==== Rows
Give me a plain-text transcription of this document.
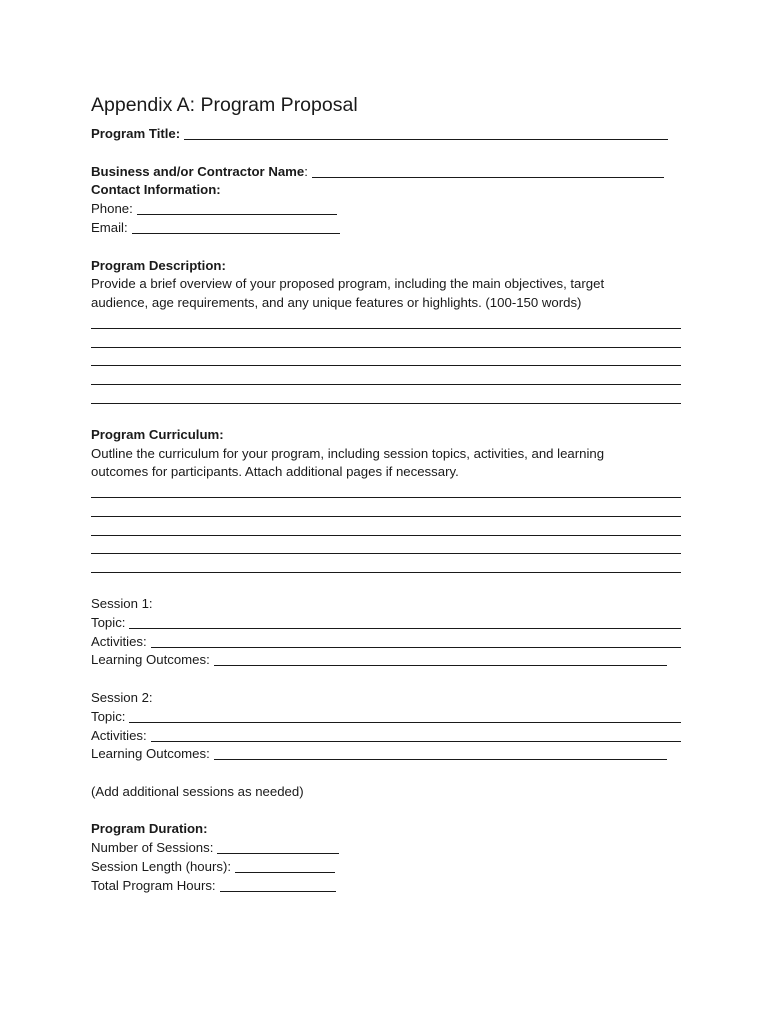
Appendix A: Program Proposal
Program Title:
Business and/or Contractor Name :
Contact Information:
Phone:
Email:
Program Description:
Provide a brief overview of your proposed program, including the main objectives, target
audience, age requirements, and any unique features or highlights. (100-150 words)
Program Curriculum:
Outline the curriculum for your program, including session topics, activities, and learning
outcomes for participants. Attach additional pages if necessary.
Session 1:
Topic:
Activities:
Learning Outcomes:
Session 2:
Topic:
Activities:
Learning Outcomes:
(Add additional sessions as needed)
Program Duration:
Number of Sessions:
Session Length (hours):
Total Program Hours:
========
## Stated exercise
Omit the pictures. Output every record above word for word.

## Exercise response
Give me a plain-text transcription of this document.
Appendix A: Program Proposal
Program Title:
Business and/or Contractor Name :
Contact Information:
Phone:
Email:
Program Description:
Provide a brief overview of your proposed program, including the main objectives, target
audience, age requirements, and any unique features or highlights. (100-150 words)
Program Curriculum:
Outline the curriculum for your program, including session topics, activities, and learning
outcomes for participants. Attach additional pages if necessary.
Session 1:
Topic:
Activities:
Learning Outcomes:
Session 2:
Topic:
Activities:
Learning Outcomes:
(Add additional sessions as needed)
Program Duration:
Number of Sessions:
Session Length (hours):
Total Program Hours:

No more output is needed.